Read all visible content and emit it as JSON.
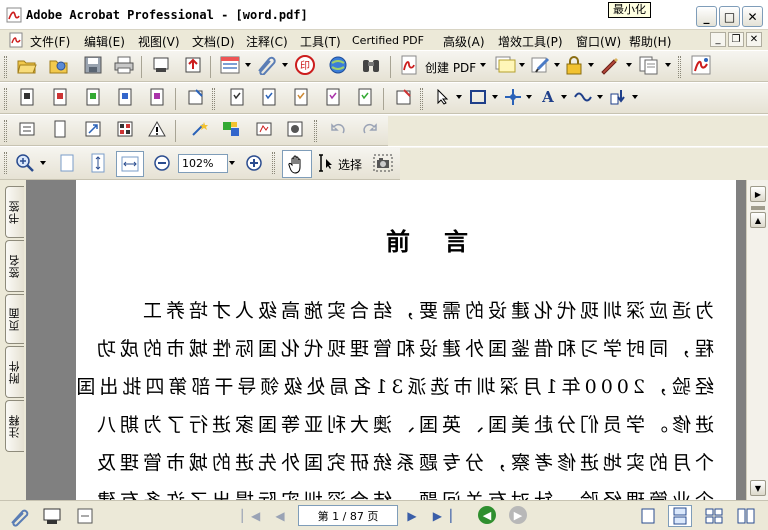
{
  "window": {
    "title": "Adobe Acrobat Professional - [word.pdf]",
    "tooltip": "最小化",
    "minimize": "_",
    "maximize": "□",
    "close": "✕"
  },
  "menu": {
    "items": [
      "文件(F)",
      "编辑(E)",
      "视图(V)",
      "文档(D)",
      "注释(C)",
      "工具(T)",
      "Certified PDF",
      "高级(A)",
      "增效工具(P)",
      "窗口(W)",
      "帮助(H)"
    ],
    "doc_minimize": "_",
    "doc_restore": "❐",
    "doc_close": "✕"
  },
  "toolbar": {
    "create_pdf": "创建 PDF",
    "zoom_value": "102%",
    "select_label": "选择"
  },
  "sidebar": {
    "tabs": [
      "书签",
      "签名",
      "页面",
      "附件",
      "注释"
    ]
  },
  "document": {
    "heading": "前言",
    "lines": [
      "为适应深圳现代化建设的需要，结合实施高级人才培养工",
      "程，同时学习和借鉴国外建设和管理现代化国际性城市的成功",
      "经验，2000年1月深圳市选派31名局处级领导干部第四批出国",
      "进修。学员们分赴美国、英国、澳大利亚等国家进行了为期八",
      "个月的实地进修考察，分专题系统研究国外先进的城市管理及",
      "企业管理经验，针对有关问题，结合深圳实际提出了许多有建"
    ]
  },
  "status": {
    "page_indicator": "第 1 / 87 页"
  },
  "colors": {
    "accent": "#3a5ea8",
    "title_bg": "#ffffff",
    "chrome": "#ece9d8",
    "doc_bg": "#808080",
    "pdf_red": "#cc1d1d"
  }
}
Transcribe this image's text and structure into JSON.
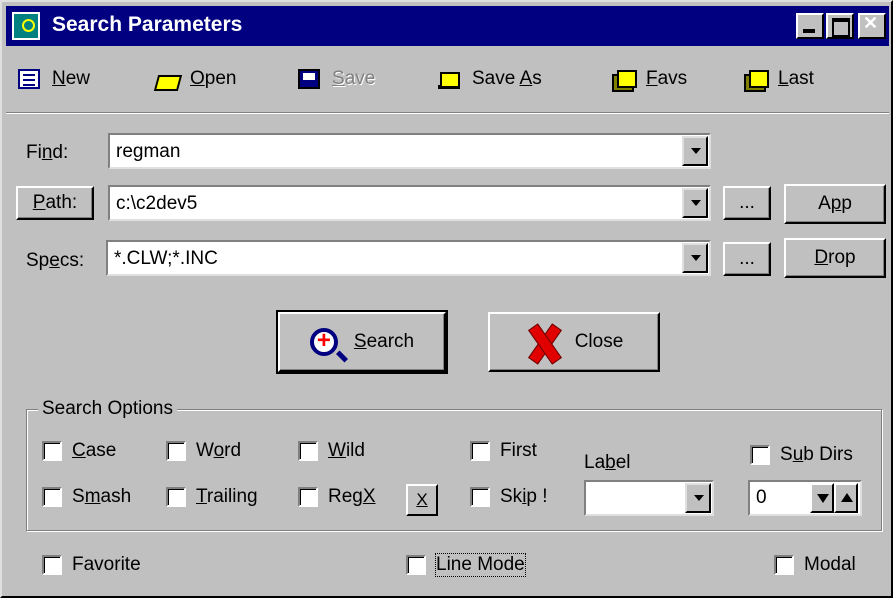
{
  "window": {
    "title": "Search Parameters"
  },
  "toolbar": [
    {
      "label": "New",
      "mnemonic": "N",
      "rest": "ew",
      "icon": "new-document-icon",
      "enabled": true
    },
    {
      "label": "Open",
      "mnemonic": "O",
      "rest": "pen",
      "icon": "open-folder-icon",
      "enabled": true
    },
    {
      "label": "Save",
      "mnemonic": "S",
      "rest": "ave",
      "icon": "floppy-disk-icon",
      "enabled": false
    },
    {
      "label": "Save As",
      "pre": "Save ",
      "mnemonic": "A",
      "rest": "s",
      "icon": "save-as-icon",
      "enabled": true
    },
    {
      "label": "Favs",
      "mnemonic": "F",
      "rest": "avs",
      "icon": "favorites-folders-icon",
      "enabled": true
    },
    {
      "label": "Last",
      "mnemonic": "L",
      "rest": "ast",
      "icon": "last-folders-icon",
      "enabled": true
    }
  ],
  "form": {
    "find": {
      "pre": "Fi",
      "mnemonic": "n",
      "rest": "d:",
      "value": "regman"
    },
    "path": {
      "pre": "",
      "mnemonic": "P",
      "rest": "ath:",
      "value": "c:\\c2dev5",
      "browse_label": "..."
    },
    "specs": {
      "pre": "Sp",
      "mnemonic": "e",
      "rest": "cs:",
      "value": "*.CLW;*.INC",
      "browse_label": "..."
    },
    "app_button": {
      "pre": "A",
      "mnemonic": "p",
      "rest": "p"
    },
    "drop_button": {
      "pre": "",
      "mnemonic": "D",
      "rest": "rop"
    }
  },
  "actions": {
    "search": {
      "pre": "",
      "mnemonic": "S",
      "rest": "earch"
    },
    "close": {
      "label": "Close"
    }
  },
  "search_options": {
    "title": "Search Options",
    "case": {
      "pre": "",
      "mnemonic": "C",
      "rest": "ase",
      "checked": false
    },
    "word": {
      "pre": "W",
      "mnemonic": "o",
      "rest": "rd",
      "checked": false
    },
    "wild": {
      "pre": "",
      "mnemonic": "W",
      "rest": "ild",
      "checked": false
    },
    "first": {
      "label": "First",
      "checked": false
    },
    "smash": {
      "pre": "S",
      "mnemonic": "m",
      "rest": "ash",
      "checked": false
    },
    "trailing": {
      "pre": "",
      "mnemonic": "T",
      "rest": "railing",
      "checked": false
    },
    "regx": {
      "pre": "Reg",
      "mnemonic": "X",
      "rest": "",
      "button": "X",
      "checked": false
    },
    "skip": {
      "pre": "Sk",
      "mnemonic": "i",
      "rest": "p !",
      "checked": false
    },
    "label": {
      "pre": "La",
      "mnemonic": "b",
      "rest": "el",
      "value": ""
    },
    "subdirs": {
      "pre": "S",
      "mnemonic": "u",
      "rest": "b Dirs",
      "checked": false
    },
    "depth": {
      "value": "0"
    }
  },
  "footer": {
    "favorite": {
      "label": "Favorite",
      "checked": false
    },
    "line_mode": {
      "label": "Line Mode",
      "checked": false
    },
    "modal": {
      "label": "Modal",
      "checked": false
    }
  }
}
☆ ☆ ☆ ☆ ☆ ☆ ☆
Direction: Each line in the records above should be reproduced exactly; images are not copied.

Task output:
Read all visible content and emit it as JSON.
{
  "window": {
    "title": "Adobe Acrobat Professional - [word.pdf]",
    "tooltip": "最小化",
    "minimize": "_",
    "maximize": "□",
    "close": "✕"
  },
  "menu": {
    "items": [
      "文件(F)",
      "编辑(E)",
      "视图(V)",
      "文档(D)",
      "注释(C)",
      "工具(T)",
      "Certified PDF",
      "高级(A)",
      "增效工具(P)",
      "窗口(W)",
      "帮助(H)"
    ],
    "doc_minimize": "_",
    "doc_restore": "❐",
    "doc_close": "✕"
  },
  "toolbar": {
    "create_pdf": "创建 PDF",
    "zoom_value": "102%",
    "select_label": "选择"
  },
  "sidebar": {
    "tabs": [
      "书签",
      "签名",
      "页面",
      "附件",
      "注释"
    ]
  },
  "document": {
    "heading": "前言",
    "lines": [
      "为适应深圳现代化建设的需要，结合实施高级人才培养工",
      "程，同时学习和借鉴国外建设和管理现代化国际性城市的成功",
      "经验，2000年1月深圳市选派31名局处级领导干部第四批出国",
      "进修。学员们分赴美国、英国、澳大利亚等国家进行了为期八",
      "个月的实地进修考察，分专题系统研究国外先进的城市管理及",
      "企业管理经验，针对有关问题，结合深圳实际提出了许多有建"
    ]
  },
  "status": {
    "page_indicator": "第 1 / 87 页"
  },
  "colors": {
    "accent": "#3a5ea8",
    "title_bg": "#ffffff",
    "chrome": "#ece9d8",
    "doc_bg": "#808080",
    "pdf_red": "#cc1d1d"
  }
}
Transcribe this image's text and structure into JSON.
{
  "window": {
    "title": "Search Parameters"
  },
  "toolbar": [
    {
      "label": "New",
      "mnemonic": "N",
      "rest": "ew",
      "icon": "new-document-icon",
      "enabled": true
    },
    {
      "label": "Open",
      "mnemonic": "O",
      "rest": "pen",
      "icon": "open-folder-icon",
      "enabled": true
    },
    {
      "label": "Save",
      "mnemonic": "S",
      "rest": "ave",
      "icon": "floppy-disk-icon",
      "enabled": false
    },
    {
      "label": "Save As",
      "pre": "Save ",
      "mnemonic": "A",
      "rest": "s",
      "icon": "save-as-icon",
      "enabled": true
    },
    {
      "label": "Favs",
      "mnemonic": "F",
      "rest": "avs",
      "icon": "favorites-folders-icon",
      "enabled": true
    },
    {
      "label": "Last",
      "mnemonic": "L",
      "rest": "ast",
      "icon": "last-folders-icon",
      "enabled": true
    }
  ],
  "form": {
    "find": {
      "pre": "Fi",
      "mnemonic": "n",
      "rest": "d:",
      "value": "regman"
    },
    "path": {
      "pre": "",
      "mnemonic": "P",
      "rest": "ath:",
      "value": "c:\\c2dev5",
      "browse_label": "..."
    },
    "specs": {
      "pre": "Sp",
      "mnemonic": "e",
      "rest": "cs:",
      "value": "*.CLW;*.INC",
      "browse_label": "..."
    },
    "app_button": {
      "pre": "A",
      "mnemonic": "p",
      "rest": "p"
    },
    "drop_button": {
      "pre": "",
      "mnemonic": "D",
      "rest": "rop"
    }
  },
  "actions": {
    "search": {
      "pre": "",
      "mnemonic": "S",
      "rest": "earch"
    },
    "close": {
      "label": "Close"
    }
  },
  "search_options": {
    "title": "Search Options",
    "case": {
      "pre": "",
      "mnemonic": "C",
      "rest": "ase",
      "checked": false
    },
    "word": {
      "pre": "W",
      "mnemonic": "o",
      "rest": "rd",
      "checked": false
    },
    "wild": {
      "pre": "",
      "mnemonic": "W",
      "rest": "ild",
      "checked": false
    },
    "first": {
      "label": "First",
      "checked": false
    },
    "smash": {
      "pre": "S",
      "mnemonic": "m",
      "rest": "ash",
      "checked": false
    },
    "trailing": {
      "pre": "",
      "mnemonic": "T",
      "rest": "railing",
      "checked": false
    },
    "regx": {
      "pre": "Reg",
      "mnemonic": "X",
      "rest": "",
      "button": "X",
      "checked": false
    },
    "skip": {
      "pre": "Sk",
      "mnemonic": "i",
      "rest": "p !",
      "checked": false
    },
    "label": {
      "pre": "La",
      "mnemonic": "b",
      "rest": "el",
      "value": ""
    },
    "subdirs": {
      "pre": "S",
      "mnemonic": "u",
      "rest": "b Dirs",
      "checked": false
    },
    "depth": {
      "value": "0"
    }
  },
  "footer": {
    "favorite": {
      "label": "Favorite",
      "checked": false
    },
    "line_mode": {
      "label": "Line Mode",
      "checked": false
    },
    "modal": {
      "label": "Modal",
      "checked": false
    }
  }
}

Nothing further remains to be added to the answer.